TASK TO COMPLETE:
Present the following entries again, word for word and in full.

GIVEN INFORMATION:
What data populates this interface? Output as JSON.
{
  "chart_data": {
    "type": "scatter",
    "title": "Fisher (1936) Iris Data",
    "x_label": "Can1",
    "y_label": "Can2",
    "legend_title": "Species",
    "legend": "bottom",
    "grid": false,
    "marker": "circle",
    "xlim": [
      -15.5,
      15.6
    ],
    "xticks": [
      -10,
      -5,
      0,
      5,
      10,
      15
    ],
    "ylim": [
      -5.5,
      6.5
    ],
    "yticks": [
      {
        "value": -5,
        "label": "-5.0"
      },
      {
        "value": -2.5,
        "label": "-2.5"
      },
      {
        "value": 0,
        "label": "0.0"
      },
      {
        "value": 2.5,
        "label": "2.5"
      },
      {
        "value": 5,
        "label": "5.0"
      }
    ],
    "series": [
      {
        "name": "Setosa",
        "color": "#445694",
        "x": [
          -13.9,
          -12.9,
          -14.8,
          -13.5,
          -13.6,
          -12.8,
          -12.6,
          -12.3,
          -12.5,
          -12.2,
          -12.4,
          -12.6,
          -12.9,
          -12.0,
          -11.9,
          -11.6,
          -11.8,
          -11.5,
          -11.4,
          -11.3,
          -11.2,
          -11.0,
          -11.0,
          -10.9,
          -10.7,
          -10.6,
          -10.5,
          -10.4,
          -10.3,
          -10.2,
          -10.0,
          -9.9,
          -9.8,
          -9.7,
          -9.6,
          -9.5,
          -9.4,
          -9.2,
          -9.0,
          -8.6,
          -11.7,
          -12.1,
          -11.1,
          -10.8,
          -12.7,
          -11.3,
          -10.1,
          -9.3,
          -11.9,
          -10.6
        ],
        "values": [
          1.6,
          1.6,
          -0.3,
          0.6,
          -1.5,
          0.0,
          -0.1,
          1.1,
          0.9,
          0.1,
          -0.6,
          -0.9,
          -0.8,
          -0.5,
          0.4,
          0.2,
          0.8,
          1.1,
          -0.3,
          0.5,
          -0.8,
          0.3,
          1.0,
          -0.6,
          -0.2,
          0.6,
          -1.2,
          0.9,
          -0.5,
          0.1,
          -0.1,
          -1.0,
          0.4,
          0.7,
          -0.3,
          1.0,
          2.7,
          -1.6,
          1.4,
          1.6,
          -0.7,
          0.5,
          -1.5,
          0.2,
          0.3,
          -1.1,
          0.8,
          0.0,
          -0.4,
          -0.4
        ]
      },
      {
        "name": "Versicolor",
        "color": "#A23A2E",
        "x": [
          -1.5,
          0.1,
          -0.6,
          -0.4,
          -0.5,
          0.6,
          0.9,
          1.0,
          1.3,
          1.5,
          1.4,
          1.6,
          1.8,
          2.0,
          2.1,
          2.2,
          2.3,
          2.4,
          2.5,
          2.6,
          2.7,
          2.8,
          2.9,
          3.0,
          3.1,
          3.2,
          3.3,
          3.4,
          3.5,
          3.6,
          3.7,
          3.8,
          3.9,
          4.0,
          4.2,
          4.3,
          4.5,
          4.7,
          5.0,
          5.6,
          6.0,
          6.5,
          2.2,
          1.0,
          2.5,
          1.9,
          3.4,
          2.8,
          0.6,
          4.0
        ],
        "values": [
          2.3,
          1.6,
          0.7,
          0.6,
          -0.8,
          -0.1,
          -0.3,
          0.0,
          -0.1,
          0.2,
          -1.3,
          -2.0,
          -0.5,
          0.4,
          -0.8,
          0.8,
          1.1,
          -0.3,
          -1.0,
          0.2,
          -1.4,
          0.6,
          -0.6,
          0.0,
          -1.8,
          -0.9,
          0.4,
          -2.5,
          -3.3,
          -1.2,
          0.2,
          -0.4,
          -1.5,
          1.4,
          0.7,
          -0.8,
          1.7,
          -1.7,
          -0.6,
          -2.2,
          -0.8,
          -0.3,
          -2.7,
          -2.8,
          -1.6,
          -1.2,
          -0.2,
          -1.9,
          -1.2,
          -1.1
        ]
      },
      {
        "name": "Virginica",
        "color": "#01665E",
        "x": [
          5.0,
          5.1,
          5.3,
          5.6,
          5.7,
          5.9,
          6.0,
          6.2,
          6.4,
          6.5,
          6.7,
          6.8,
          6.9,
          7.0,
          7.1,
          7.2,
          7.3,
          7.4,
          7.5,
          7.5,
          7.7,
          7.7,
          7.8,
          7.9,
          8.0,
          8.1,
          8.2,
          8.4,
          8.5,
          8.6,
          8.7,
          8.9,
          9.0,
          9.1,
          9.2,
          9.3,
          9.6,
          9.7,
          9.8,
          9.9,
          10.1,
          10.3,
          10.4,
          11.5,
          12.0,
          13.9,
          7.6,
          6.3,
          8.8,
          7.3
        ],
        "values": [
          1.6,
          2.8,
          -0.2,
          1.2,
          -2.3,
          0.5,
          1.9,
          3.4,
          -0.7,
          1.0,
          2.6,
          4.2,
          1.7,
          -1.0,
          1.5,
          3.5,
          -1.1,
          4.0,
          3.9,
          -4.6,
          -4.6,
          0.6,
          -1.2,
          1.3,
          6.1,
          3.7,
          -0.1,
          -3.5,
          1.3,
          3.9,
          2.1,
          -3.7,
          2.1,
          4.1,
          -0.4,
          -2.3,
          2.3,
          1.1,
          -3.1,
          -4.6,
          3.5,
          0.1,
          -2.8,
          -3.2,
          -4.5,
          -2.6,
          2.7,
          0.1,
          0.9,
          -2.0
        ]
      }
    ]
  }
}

ANSWER TO THE TASK:
What data populates this interface? Output as JSON.
{
  "chart_data": {
    "type": "scatter",
    "title": "Fisher (1936) Iris Data",
    "x_label": "Can1",
    "y_label": "Can2",
    "legend_title": "Species",
    "legend": "bottom",
    "grid": false,
    "marker": "circle",
    "xlim": [
      -15.5,
      15.6
    ],
    "xticks": [
      -10,
      -5,
      0,
      5,
      10,
      15
    ],
    "ylim": [
      -5.5,
      6.5
    ],
    "yticks": [
      {
        "value": -5,
        "label": "-5.0"
      },
      {
        "value": -2.5,
        "label": "-2.5"
      },
      {
        "value": 0,
        "label": "0.0"
      },
      {
        "value": 2.5,
        "label": "2.5"
      },
      {
        "value": 5,
        "label": "5.0"
      }
    ],
    "series": [
      {
        "name": "Setosa",
        "color": "#445694",
        "x": [
          -13.9,
          -12.9,
          -14.8,
          -13.5,
          -13.6,
          -12.8,
          -12.6,
          -12.3,
          -12.5,
          -12.2,
          -12.4,
          -12.6,
          -12.9,
          -12.0,
          -11.9,
          -11.6,
          -11.8,
          -11.5,
          -11.4,
          -11.3,
          -11.2,
          -11.0,
          -11.0,
          -10.9,
          -10.7,
          -10.6,
          -10.5,
          -10.4,
          -10.3,
          -10.2,
          -10.0,
          -9.9,
          -9.8,
          -9.7,
          -9.6,
          -9.5,
          -9.4,
          -9.2,
          -9.0,
          -8.6,
          -11.7,
          -12.1,
          -11.1,
          -10.8,
          -12.7,
          -11.3,
          -10.1,
          -9.3,
          -11.9,
          -10.6
        ],
        "values": [
          1.6,
          1.6,
          -0.3,
          0.6,
          -1.5,
          0.0,
          -0.1,
          1.1,
          0.9,
          0.1,
          -0.6,
          -0.9,
          -0.8,
          -0.5,
          0.4,
          0.2,
          0.8,
          1.1,
          -0.3,
          0.5,
          -0.8,
          0.3,
          1.0,
          -0.6,
          -0.2,
          0.6,
          -1.2,
          0.9,
          -0.5,
          0.1,
          -0.1,
          -1.0,
          0.4,
          0.7,
          -0.3,
          1.0,
          2.7,
          -1.6,
          1.4,
          1.6,
          -0.7,
          0.5,
          -1.5,
          0.2,
          0.3,
          -1.1,
          0.8,
          0.0,
          -0.4,
          -0.4
        ]
      },
      {
        "name": "Versicolor",
        "color": "#A23A2E",
        "x": [
          -1.5,
          0.1,
          -0.6,
          -0.4,
          -0.5,
          0.6,
          0.9,
          1.0,
          1.3,
          1.5,
          1.4,
          1.6,
          1.8,
          2.0,
          2.1,
          2.2,
          2.3,
          2.4,
          2.5,
          2.6,
          2.7,
          2.8,
          2.9,
          3.0,
          3.1,
          3.2,
          3.3,
          3.4,
          3.5,
          3.6,
          3.7,
          3.8,
          3.9,
          4.0,
          4.2,
          4.3,
          4.5,
          4.7,
          5.0,
          5.6,
          6.0,
          6.5,
          2.2,
          1.0,
          2.5,
          1.9,
          3.4,
          2.8,
          0.6,
          4.0
        ],
        "values": [
          2.3,
          1.6,
          0.7,
          0.6,
          -0.8,
          -0.1,
          -0.3,
          0.0,
          -0.1,
          0.2,
          -1.3,
          -2.0,
          -0.5,
          0.4,
          -0.8,
          0.8,
          1.1,
          -0.3,
          -1.0,
          0.2,
          -1.4,
          0.6,
          -0.6,
          0.0,
          -1.8,
          -0.9,
          0.4,
          -2.5,
          -3.3,
          -1.2,
          0.2,
          -0.4,
          -1.5,
          1.4,
          0.7,
          -0.8,
          1.7,
          -1.7,
          -0.6,
          -2.2,
          -0.8,
          -0.3,
          -2.7,
          -2.8,
          -1.6,
          -1.2,
          -0.2,
          -1.9,
          -1.2,
          -1.1
        ]
      },
      {
        "name": "Virginica",
        "color": "#01665E",
        "x": [
          5.0,
          5.1,
          5.3,
          5.6,
          5.7,
          5.9,
          6.0,
          6.2,
          6.4,
          6.5,
          6.7,
          6.8,
          6.9,
          7.0,
          7.1,
          7.2,
          7.3,
          7.4,
          7.5,
          7.5,
          7.7,
          7.7,
          7.8,
          7.9,
          8.0,
          8.1,
          8.2,
          8.4,
          8.5,
          8.6,
          8.7,
          8.9,
          9.0,
          9.1,
          9.2,
          9.3,
          9.6,
          9.7,
          9.8,
          9.9,
          10.1,
          10.3,
          10.4,
          11.5,
          12.0,
          13.9,
          7.6,
          6.3,
          8.8,
          7.3
        ],
        "values": [
          1.6,
          2.8,
          -0.2,
          1.2,
          -2.3,
          0.5,
          1.9,
          3.4,
          -0.7,
          1.0,
          2.6,
          4.2,
          1.7,
          -1.0,
          1.5,
          3.5,
          -1.1,
          4.0,
          3.9,
          -4.6,
          -4.6,
          0.6,
          -1.2,
          1.3,
          6.1,
          3.7,
          -0.1,
          -3.5,
          1.3,
          3.9,
          2.1,
          -3.7,
          2.1,
          4.1,
          -0.4,
          -2.3,
          2.3,
          1.1,
          -3.1,
          -4.6,
          3.5,
          0.1,
          -2.8,
          -3.2,
          -4.5,
          -2.6,
          2.7,
          0.1,
          0.9,
          -2.0
        ]
      }
    ]
  }
}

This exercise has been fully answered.